* **EXERCISE REQUIREMENTS**
With the images left out, print all of the records below exactly.

* **THE RECORDS**
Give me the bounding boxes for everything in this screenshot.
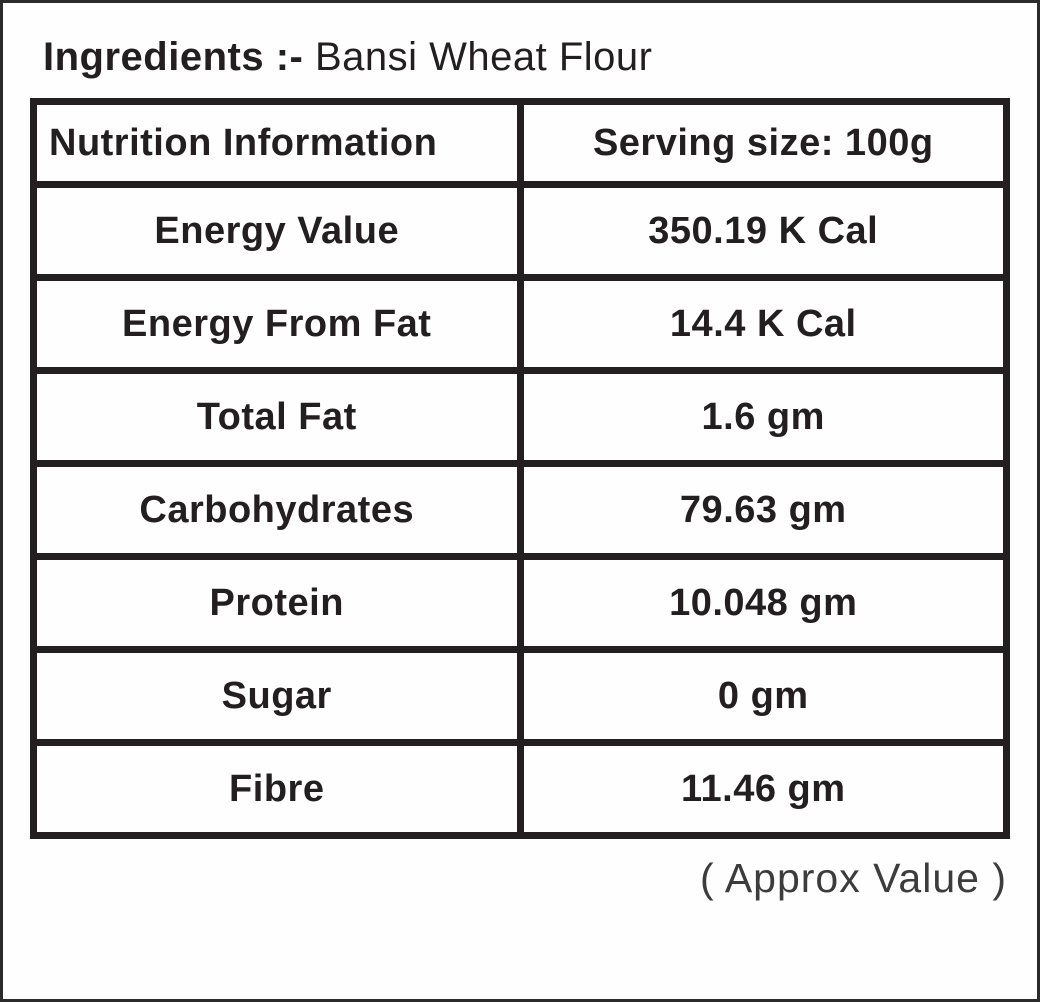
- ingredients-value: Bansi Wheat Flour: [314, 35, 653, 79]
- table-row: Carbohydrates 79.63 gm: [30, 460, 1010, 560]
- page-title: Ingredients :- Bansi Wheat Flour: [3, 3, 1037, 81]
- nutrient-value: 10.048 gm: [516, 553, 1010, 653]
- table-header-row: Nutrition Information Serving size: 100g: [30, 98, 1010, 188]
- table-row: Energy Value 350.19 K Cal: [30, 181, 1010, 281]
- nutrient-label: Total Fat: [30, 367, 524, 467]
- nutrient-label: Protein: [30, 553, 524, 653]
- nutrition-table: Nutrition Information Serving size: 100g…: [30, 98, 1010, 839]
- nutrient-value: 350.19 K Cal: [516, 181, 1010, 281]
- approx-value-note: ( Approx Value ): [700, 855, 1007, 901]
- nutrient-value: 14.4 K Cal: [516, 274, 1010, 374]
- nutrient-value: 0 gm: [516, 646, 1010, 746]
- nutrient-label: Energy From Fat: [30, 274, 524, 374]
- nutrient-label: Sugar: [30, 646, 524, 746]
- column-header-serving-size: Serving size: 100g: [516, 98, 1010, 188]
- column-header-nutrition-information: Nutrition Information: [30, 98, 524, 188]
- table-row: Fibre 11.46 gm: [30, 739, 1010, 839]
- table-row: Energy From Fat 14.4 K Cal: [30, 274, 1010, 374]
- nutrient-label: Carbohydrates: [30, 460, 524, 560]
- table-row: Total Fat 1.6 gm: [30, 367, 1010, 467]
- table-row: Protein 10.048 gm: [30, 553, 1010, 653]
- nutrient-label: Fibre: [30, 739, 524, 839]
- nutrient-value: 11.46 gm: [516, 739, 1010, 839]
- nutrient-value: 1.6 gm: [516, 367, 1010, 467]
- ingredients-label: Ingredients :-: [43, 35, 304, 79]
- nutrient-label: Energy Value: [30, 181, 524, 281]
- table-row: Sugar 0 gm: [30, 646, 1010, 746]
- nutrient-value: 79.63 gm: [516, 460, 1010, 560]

* **PROBLEM SOLUTION**
Give me the bounding boxes for everything in this screenshot.
- ingredients-value: Bansi Wheat Flour: [314, 35, 653, 79]
- table-row: Carbohydrates 79.63 gm: [30, 460, 1010, 560]
- page-title: Ingredients :- Bansi Wheat Flour: [3, 3, 1037, 81]
- nutrient-value: 10.048 gm: [516, 553, 1010, 653]
- table-header-row: Nutrition Information Serving size: 100g: [30, 98, 1010, 188]
- table-row: Energy Value 350.19 K Cal: [30, 181, 1010, 281]
- nutrient-label: Total Fat: [30, 367, 524, 467]
- nutrient-label: Protein: [30, 553, 524, 653]
- nutrition-table: Nutrition Information Serving size: 100g…: [30, 98, 1010, 839]
- nutrient-value: 350.19 K Cal: [516, 181, 1010, 281]
- approx-value-note: ( Approx Value ): [700, 855, 1007, 901]
- nutrient-value: 14.4 K Cal: [516, 274, 1010, 374]
- nutrient-value: 0 gm: [516, 646, 1010, 746]
- nutrient-label: Energy From Fat: [30, 274, 524, 374]
- nutrient-label: Sugar: [30, 646, 524, 746]
- column-header-serving-size: Serving size: 100g: [516, 98, 1010, 188]
- column-header-nutrition-information: Nutrition Information: [30, 98, 524, 188]
- table-row: Fibre 11.46 gm: [30, 739, 1010, 839]
- table-row: Energy From Fat 14.4 K Cal: [30, 274, 1010, 374]
- nutrient-label: Carbohydrates: [30, 460, 524, 560]
- table-row: Total Fat 1.6 gm: [30, 367, 1010, 467]
- table-row: Protein 10.048 gm: [30, 553, 1010, 653]
- nutrient-label: Fibre: [30, 739, 524, 839]
- nutrient-value: 11.46 gm: [516, 739, 1010, 839]
- nutrient-value: 1.6 gm: [516, 367, 1010, 467]
- ingredients-label: Ingredients :-: [43, 35, 304, 79]
- nutrient-label: Energy Value: [30, 181, 524, 281]
- table-row: Sugar 0 gm: [30, 646, 1010, 746]
- nutrient-value: 79.63 gm: [516, 460, 1010, 560]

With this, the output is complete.